* [Records provided]:
--- START ---
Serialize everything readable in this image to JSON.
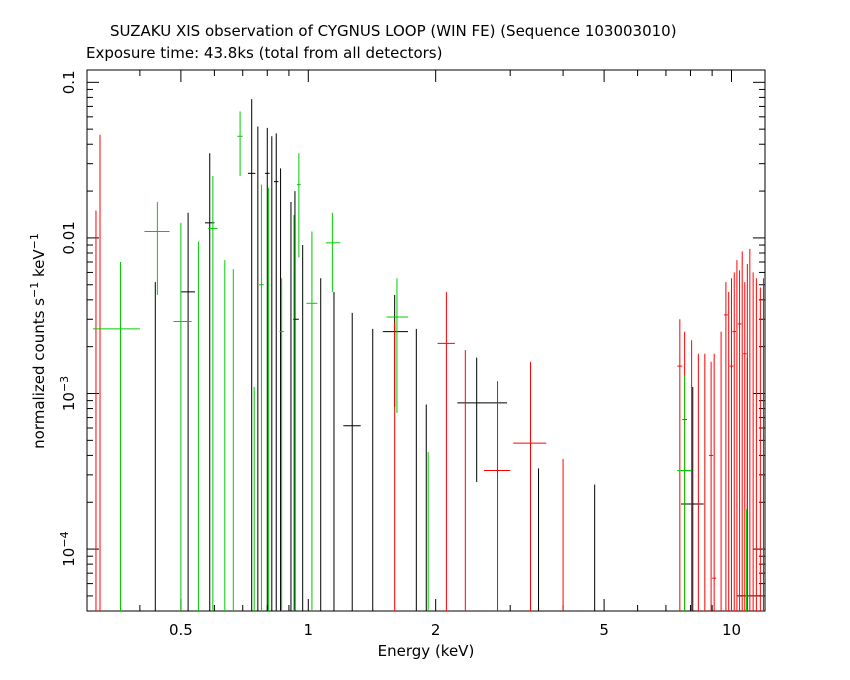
{
  "chart_data": {
    "type": "scatter",
    "title": "SUZAKU XIS observation of CYGNUS LOOP (WIN FE) (Sequence 103003010)",
    "subtitle": "Exposure time: 43.8ks (total from all detectors)",
    "xlabel": "Energy (keV)",
    "ylabel_parts": {
      "main": "normalized counts s",
      "sup1": "−1",
      "mid": " keV",
      "sup2": "−1"
    },
    "x_scale": "log",
    "y_scale": "log",
    "xlim": [
      0.3,
      12
    ],
    "ylim": [
      4e-05,
      0.12
    ],
    "x_ticks": [
      {
        "value": 0.5,
        "label": "0.5"
      },
      {
        "value": 1,
        "label": "1"
      },
      {
        "value": 2,
        "label": "2"
      },
      {
        "value": 5,
        "label": "5"
      },
      {
        "value": 10,
        "label": "10"
      }
    ],
    "y_ticks": [
      {
        "value": 0.1,
        "label": "0.1",
        "exp": ""
      },
      {
        "value": 0.01,
        "label": "0.01",
        "exp": ""
      },
      {
        "value": 0.001,
        "label": "10",
        "exp": "−3"
      },
      {
        "value": 0.0001,
        "label": "10",
        "exp": "−4"
      }
    ],
    "series": [
      {
        "color": "#000000",
        "points": [
          {
            "x": 0.435,
            "xlo": 0.435,
            "xhi": 0.435,
            "y": 4e-05,
            "ylo": 4e-05,
            "yhi": 0.0052
          },
          {
            "x": 0.52,
            "xlo": 0.5,
            "xhi": 0.54,
            "y": 0.0045,
            "ylo": 4e-05,
            "yhi": 0.0145
          },
          {
            "x": 0.585,
            "xlo": 0.57,
            "xhi": 0.6,
            "y": 0.0125,
            "ylo": 4e-05,
            "yhi": 0.035
          },
          {
            "x": 0.735,
            "xlo": 0.72,
            "xhi": 0.75,
            "y": 0.026,
            "ylo": 4e-05,
            "yhi": 0.078
          },
          {
            "x": 0.76,
            "xlo": 0.76,
            "xhi": 0.76,
            "y": 4e-05,
            "ylo": 4e-05,
            "yhi": 0.052
          },
          {
            "x": 0.8,
            "xlo": 0.79,
            "xhi": 0.81,
            "y": 0.026,
            "ylo": 4e-05,
            "yhi": 0.051
          },
          {
            "x": 0.82,
            "xlo": 0.82,
            "xhi": 0.82,
            "y": 4e-05,
            "ylo": 4e-05,
            "yhi": 0.045
          },
          {
            "x": 0.84,
            "xlo": 0.83,
            "xhi": 0.85,
            "y": 0.023,
            "ylo": 4e-05,
            "yhi": 0.047
          },
          {
            "x": 0.86,
            "xlo": 0.86,
            "xhi": 0.86,
            "y": 4e-05,
            "ylo": 4e-05,
            "yhi": 0.028
          },
          {
            "x": 0.91,
            "xlo": 0.91,
            "xhi": 0.91,
            "y": 4e-05,
            "ylo": 4e-05,
            "yhi": 0.017
          },
          {
            "x": 0.93,
            "xlo": 0.92,
            "xhi": 0.95,
            "y": 0.003,
            "ylo": 4e-05,
            "yhi": 0.02
          },
          {
            "x": 0.97,
            "xlo": 0.97,
            "xhi": 0.97,
            "y": 4e-05,
            "ylo": 4e-05,
            "yhi": 0.009
          },
          {
            "x": 1.07,
            "xlo": 1.07,
            "xhi": 1.07,
            "y": 4e-05,
            "ylo": 4e-05,
            "yhi": 0.0055
          },
          {
            "x": 1.15,
            "xlo": 1.15,
            "xhi": 1.15,
            "y": 4e-05,
            "ylo": 4e-05,
            "yhi": 0.0045
          },
          {
            "x": 1.27,
            "xlo": 1.21,
            "xhi": 1.33,
            "y": 0.00062,
            "ylo": 4e-05,
            "yhi": 0.0033
          },
          {
            "x": 1.42,
            "xlo": 1.42,
            "xhi": 1.42,
            "y": 4e-05,
            "ylo": 4e-05,
            "yhi": 0.0026
          },
          {
            "x": 1.6,
            "xlo": 1.5,
            "xhi": 1.72,
            "y": 0.0025,
            "ylo": 0.00082,
            "yhi": 0.0043
          },
          {
            "x": 1.8,
            "xlo": 1.8,
            "xhi": 1.8,
            "y": 4e-05,
            "ylo": 4e-05,
            "yhi": 0.0026
          },
          {
            "x": 1.9,
            "xlo": 1.9,
            "xhi": 1.9,
            "y": 4e-05,
            "ylo": 4e-05,
            "yhi": 0.00085
          },
          {
            "x": 2.5,
            "xlo": 2.25,
            "xhi": 2.95,
            "y": 0.00087,
            "ylo": 0.00027,
            "yhi": 0.0017
          },
          {
            "x": 3.5,
            "xlo": 3.5,
            "xhi": 3.5,
            "y": 4e-05,
            "ylo": 4e-05,
            "yhi": 0.00033
          },
          {
            "x": 4.75,
            "xlo": 4.75,
            "xhi": 4.75,
            "y": 4e-05,
            "ylo": 4e-05,
            "yhi": 0.00026
          },
          {
            "x": 8.1,
            "xlo": 7.6,
            "xhi": 8.6,
            "y": 0.000195,
            "ylo": 4e-05,
            "yhi": 0.0011
          },
          {
            "x": 10.9,
            "xlo": 10.3,
            "xhi": 11.7,
            "y": 5e-05,
            "ylo": 4e-05,
            "yhi": 0.0017
          }
        ]
      },
      {
        "color": "#ff0000",
        "points": [
          {
            "x": 0.315,
            "xlo": 0.315,
            "xhi": 0.315,
            "y": 4e-05,
            "ylo": 4e-05,
            "yhi": 0.015
          },
          {
            "x": 0.322,
            "xlo": 0.322,
            "xhi": 0.322,
            "y": 4e-05,
            "ylo": 4e-05,
            "yhi": 0.046
          },
          {
            "x": 1.6,
            "xlo": 1.6,
            "xhi": 1.6,
            "y": 4e-05,
            "ylo": 4e-05,
            "yhi": 0.0029
          },
          {
            "x": 2.12,
            "xlo": 2.02,
            "xhi": 2.22,
            "y": 0.0021,
            "ylo": 4e-05,
            "yhi": 0.0045
          },
          {
            "x": 2.35,
            "xlo": 2.35,
            "xhi": 2.35,
            "y": 4e-05,
            "ylo": 4e-05,
            "yhi": 0.0019
          },
          {
            "x": 2.8,
            "xlo": 2.6,
            "xhi": 3.0,
            "y": 0.00032,
            "ylo": 4e-05,
            "yhi": 0.0012
          },
          {
            "x": 3.35,
            "xlo": 3.05,
            "xhi": 3.65,
            "y": 0.00048,
            "ylo": 4e-05,
            "yhi": 0.0016
          },
          {
            "x": 4.0,
            "xlo": 4.0,
            "xhi": 4.0,
            "y": 4e-05,
            "ylo": 4e-05,
            "yhi": 0.00038
          },
          {
            "x": 7.55,
            "xlo": 7.45,
            "xhi": 7.65,
            "y": 0.0015,
            "ylo": 4e-05,
            "yhi": 0.003
          },
          {
            "x": 7.75,
            "xlo": 7.65,
            "xhi": 7.85,
            "y": 0.00068,
            "ylo": 4e-05,
            "yhi": 0.0025
          },
          {
            "x": 8.05,
            "xlo": 8.05,
            "xhi": 8.05,
            "y": 4e-05,
            "ylo": 4e-05,
            "yhi": 0.0022
          },
          {
            "x": 8.35,
            "xlo": 8.35,
            "xhi": 8.35,
            "y": 4e-05,
            "ylo": 4e-05,
            "yhi": 0.0018
          },
          {
            "x": 8.65,
            "xlo": 8.65,
            "xhi": 8.65,
            "y": 4e-05,
            "ylo": 4e-05,
            "yhi": 0.0018
          },
          {
            "x": 8.95,
            "xlo": 8.85,
            "xhi": 9.05,
            "y": 0.0004,
            "ylo": 4e-05,
            "yhi": 0.0016
          },
          {
            "x": 9.1,
            "xlo": 9.0,
            "xhi": 9.2,
            "y": 6.5e-05,
            "ylo": 4e-05,
            "yhi": 0.0018
          },
          {
            "x": 9.45,
            "xlo": 9.45,
            "xhi": 9.45,
            "y": 4e-05,
            "ylo": 4e-05,
            "yhi": 0.0025
          },
          {
            "x": 9.7,
            "xlo": 9.6,
            "xhi": 9.8,
            "y": 0.0032,
            "ylo": 4e-05,
            "yhi": 0.0052
          },
          {
            "x": 9.85,
            "xlo": 9.85,
            "xhi": 9.85,
            "y": 4e-05,
            "ylo": 4e-05,
            "yhi": 0.0045
          },
          {
            "x": 10.0,
            "xlo": 9.9,
            "xhi": 10.1,
            "y": 0.0015,
            "ylo": 4e-05,
            "yhi": 0.0055
          },
          {
            "x": 10.15,
            "xlo": 10.05,
            "xhi": 10.25,
            "y": 0.0025,
            "ylo": 4e-05,
            "yhi": 0.006
          },
          {
            "x": 10.3,
            "xlo": 10.3,
            "xhi": 10.3,
            "y": 4e-05,
            "ylo": 4e-05,
            "yhi": 0.0072
          },
          {
            "x": 10.45,
            "xlo": 10.35,
            "xhi": 10.55,
            "y": 0.0028,
            "ylo": 4e-05,
            "yhi": 0.0062
          },
          {
            "x": 10.6,
            "xlo": 10.6,
            "xhi": 10.6,
            "y": 4e-05,
            "ylo": 4e-05,
            "yhi": 0.0082
          },
          {
            "x": 10.75,
            "xlo": 10.65,
            "xhi": 10.85,
            "y": 0.0018,
            "ylo": 4e-05,
            "yhi": 0.0052
          },
          {
            "x": 10.9,
            "xlo": 10.9,
            "xhi": 10.9,
            "y": 4e-05,
            "ylo": 4e-05,
            "yhi": 0.0068
          },
          {
            "x": 11.05,
            "xlo": 11.05,
            "xhi": 11.05,
            "y": 4e-05,
            "ylo": 4e-05,
            "yhi": 0.0085
          },
          {
            "x": 11.25,
            "xlo": 11.25,
            "xhi": 11.25,
            "y": 4e-05,
            "ylo": 4e-05,
            "yhi": 0.006
          },
          {
            "x": 11.45,
            "xlo": 11.45,
            "xhi": 11.45,
            "y": 4e-05,
            "ylo": 4e-05,
            "yhi": 0.0055
          },
          {
            "x": 11.7,
            "xlo": 11.7,
            "xhi": 11.7,
            "y": 4e-05,
            "ylo": 4e-05,
            "yhi": 0.0048
          },
          {
            "x": 11.9,
            "xlo": 11.9,
            "xhi": 11.9,
            "y": 4e-05,
            "ylo": 4e-05,
            "yhi": 0.0055
          }
        ]
      },
      {
        "color": "#00cc00",
        "points": [
          {
            "x": 0.36,
            "xlo": 0.31,
            "xhi": 0.4,
            "y": 0.0026,
            "ylo": 4e-05,
            "yhi": 0.007
          },
          {
            "x": 0.44,
            "xlo": 0.41,
            "xhi": 0.47,
            "y": 0.011,
            "ylo": 0.0043,
            "yhi": 0.017
          },
          {
            "x": 0.5,
            "xlo": 0.48,
            "xhi": 0.53,
            "y": 0.0029,
            "ylo": 4e-05,
            "yhi": 0.0125
          },
          {
            "x": 0.55,
            "xlo": 0.55,
            "xhi": 0.55,
            "y": 4e-05,
            "ylo": 4e-05,
            "yhi": 0.0095
          },
          {
            "x": 0.595,
            "xlo": 0.58,
            "xhi": 0.61,
            "y": 0.0115,
            "ylo": 4e-05,
            "yhi": 0.025
          },
          {
            "x": 0.635,
            "xlo": 0.635,
            "xhi": 0.635,
            "y": 4e-05,
            "ylo": 4e-05,
            "yhi": 0.0072
          },
          {
            "x": 0.665,
            "xlo": 0.665,
            "xhi": 0.665,
            "y": 4e-05,
            "ylo": 4e-05,
            "yhi": 0.0063
          },
          {
            "x": 0.69,
            "xlo": 0.68,
            "xhi": 0.7,
            "y": 0.045,
            "ylo": 0.025,
            "yhi": 0.065
          },
          {
            "x": 0.745,
            "xlo": 0.745,
            "xhi": 0.745,
            "y": 4e-05,
            "ylo": 4e-05,
            "yhi": 0.0011
          },
          {
            "x": 0.775,
            "xlo": 0.765,
            "xhi": 0.785,
            "y": 0.005,
            "ylo": 4e-05,
            "yhi": 0.022
          },
          {
            "x": 0.805,
            "xlo": 0.805,
            "xhi": 0.805,
            "y": 4e-05,
            "ylo": 4e-05,
            "yhi": 0.021
          },
          {
            "x": 0.865,
            "xlo": 0.855,
            "xhi": 0.875,
            "y": 0.0025,
            "ylo": 4e-05,
            "yhi": 0.0055
          },
          {
            "x": 0.925,
            "xlo": 0.925,
            "xhi": 0.925,
            "y": 4e-05,
            "ylo": 4e-05,
            "yhi": 0.014
          },
          {
            "x": 0.95,
            "xlo": 0.94,
            "xhi": 0.96,
            "y": 0.022,
            "ylo": 0.0075,
            "yhi": 0.035
          },
          {
            "x": 1.02,
            "xlo": 0.99,
            "xhi": 1.05,
            "y": 0.0038,
            "ylo": 4e-05,
            "yhi": 0.011
          },
          {
            "x": 1.14,
            "xlo": 1.1,
            "xhi": 1.19,
            "y": 0.0093,
            "ylo": 0.0045,
            "yhi": 0.0145
          },
          {
            "x": 1.62,
            "xlo": 1.53,
            "xhi": 1.72,
            "y": 0.0031,
            "ylo": 0.00075,
            "yhi": 0.0055
          },
          {
            "x": 1.92,
            "xlo": 1.92,
            "xhi": 1.92,
            "y": 4e-05,
            "ylo": 4e-05,
            "yhi": 0.00042
          },
          {
            "x": 7.75,
            "xlo": 7.45,
            "xhi": 8.05,
            "y": 0.00032,
            "ylo": 4e-05,
            "yhi": 0.0013
          },
          {
            "x": 10.85,
            "xlo": 10.85,
            "xhi": 10.85,
            "y": 4e-05,
            "ylo": 4e-05,
            "yhi": 0.00018
          }
        ]
      }
    ]
  }
}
--- END ---
* [Goal of the exercise]: Extract all lines containing the word "value".

* [Task output]:
        "value": 0.5,
        "value": 1,
        "value": 2,
        "value": 5,
        "value": 10,
        "value": 0.1,
        "value": 0.01,
        "value": 0.001,
        "value": 0.0001,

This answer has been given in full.